GIVEN TASK: Set down exactly, and only, the lines from the one with "Enumerate this screenshot's" to the final line of the entries, both included.

(Dataset excerpts)
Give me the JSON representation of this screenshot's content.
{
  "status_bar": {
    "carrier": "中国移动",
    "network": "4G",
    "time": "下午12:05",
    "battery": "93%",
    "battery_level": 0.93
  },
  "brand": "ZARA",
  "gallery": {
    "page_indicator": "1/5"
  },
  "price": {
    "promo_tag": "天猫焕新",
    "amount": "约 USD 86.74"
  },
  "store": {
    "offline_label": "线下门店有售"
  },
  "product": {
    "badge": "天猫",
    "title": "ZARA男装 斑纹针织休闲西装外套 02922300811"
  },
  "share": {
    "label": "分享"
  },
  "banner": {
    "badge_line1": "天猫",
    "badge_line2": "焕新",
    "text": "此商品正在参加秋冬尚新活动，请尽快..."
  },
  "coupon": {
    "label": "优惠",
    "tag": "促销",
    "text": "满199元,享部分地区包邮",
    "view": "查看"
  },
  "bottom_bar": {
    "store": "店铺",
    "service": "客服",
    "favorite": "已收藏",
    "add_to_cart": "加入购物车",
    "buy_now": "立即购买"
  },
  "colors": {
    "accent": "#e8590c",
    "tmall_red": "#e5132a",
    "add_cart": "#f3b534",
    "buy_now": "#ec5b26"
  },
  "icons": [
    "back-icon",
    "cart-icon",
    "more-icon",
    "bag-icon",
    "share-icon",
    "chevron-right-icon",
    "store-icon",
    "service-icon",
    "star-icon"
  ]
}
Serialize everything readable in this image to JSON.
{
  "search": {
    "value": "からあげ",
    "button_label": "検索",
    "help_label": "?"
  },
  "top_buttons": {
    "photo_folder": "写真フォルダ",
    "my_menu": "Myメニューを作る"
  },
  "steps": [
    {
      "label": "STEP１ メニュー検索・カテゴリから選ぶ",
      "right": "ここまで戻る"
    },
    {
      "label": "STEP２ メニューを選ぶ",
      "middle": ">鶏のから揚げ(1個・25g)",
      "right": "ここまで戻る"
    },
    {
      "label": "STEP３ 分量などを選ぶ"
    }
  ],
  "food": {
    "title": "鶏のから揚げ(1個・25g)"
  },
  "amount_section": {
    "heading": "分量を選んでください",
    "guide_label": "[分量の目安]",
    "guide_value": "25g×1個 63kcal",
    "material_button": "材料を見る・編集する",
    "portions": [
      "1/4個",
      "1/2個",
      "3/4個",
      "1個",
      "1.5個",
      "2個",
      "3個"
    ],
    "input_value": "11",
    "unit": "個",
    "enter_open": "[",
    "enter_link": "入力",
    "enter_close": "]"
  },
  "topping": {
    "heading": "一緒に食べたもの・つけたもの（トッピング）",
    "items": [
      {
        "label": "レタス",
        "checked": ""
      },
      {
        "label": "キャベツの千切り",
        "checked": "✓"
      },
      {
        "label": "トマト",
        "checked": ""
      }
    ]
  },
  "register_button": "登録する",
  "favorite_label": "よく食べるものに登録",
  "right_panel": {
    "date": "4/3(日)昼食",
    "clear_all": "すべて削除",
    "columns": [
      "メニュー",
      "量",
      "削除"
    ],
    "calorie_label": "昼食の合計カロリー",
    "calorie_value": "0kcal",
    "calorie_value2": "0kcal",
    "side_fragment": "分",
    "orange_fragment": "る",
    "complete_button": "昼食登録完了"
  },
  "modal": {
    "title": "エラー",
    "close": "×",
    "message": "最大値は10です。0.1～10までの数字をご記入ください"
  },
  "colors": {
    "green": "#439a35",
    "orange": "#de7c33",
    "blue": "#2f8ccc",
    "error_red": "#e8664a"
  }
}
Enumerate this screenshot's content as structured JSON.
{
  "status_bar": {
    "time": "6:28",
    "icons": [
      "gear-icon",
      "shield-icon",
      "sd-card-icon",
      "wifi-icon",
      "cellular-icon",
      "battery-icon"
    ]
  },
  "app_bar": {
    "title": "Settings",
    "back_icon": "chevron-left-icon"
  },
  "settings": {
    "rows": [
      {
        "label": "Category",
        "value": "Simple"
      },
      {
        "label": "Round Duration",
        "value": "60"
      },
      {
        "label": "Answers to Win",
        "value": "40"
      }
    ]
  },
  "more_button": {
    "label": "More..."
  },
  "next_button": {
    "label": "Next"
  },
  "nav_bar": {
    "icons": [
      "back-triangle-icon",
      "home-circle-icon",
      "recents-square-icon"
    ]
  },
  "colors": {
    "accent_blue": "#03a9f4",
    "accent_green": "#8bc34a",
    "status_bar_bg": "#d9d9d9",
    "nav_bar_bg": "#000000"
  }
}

PROBLEM SOLUTION:
Enumerate this screenshot's content as structured JSON.
{
  "status_bar": {
    "time": "6:28",
    "icons": [
      "gear-icon",
      "shield-icon",
      "sd-card-icon",
      "wifi-icon",
      "cellular-icon",
      "battery-icon"
    ]
  },
  "app_bar": {
    "title": "Settings",
    "back_icon": "chevron-left-icon"
  },
  "settings": {
    "rows": [
      {
        "label": "Category",
        "value": "Simple"
      },
      {
        "label": "Round Duration",
        "value": "60"
      },
      {
        "label": "Answers to Win",
        "value": "40"
      }
    ]
  },
  "more_button": {
    "label": "More..."
  },
  "next_button": {
    "label": "Next"
  },
  "nav_bar": {
    "icons": [
      "back-triangle-icon",
      "home-circle-icon",
      "recents-square-icon"
    ]
  },
  "colors": {
    "accent_blue": "#03a9f4",
    "accent_green": "#8bc34a",
    "status_bar_bg": "#d9d9d9",
    "nav_bar_bg": "#000000"
  }
}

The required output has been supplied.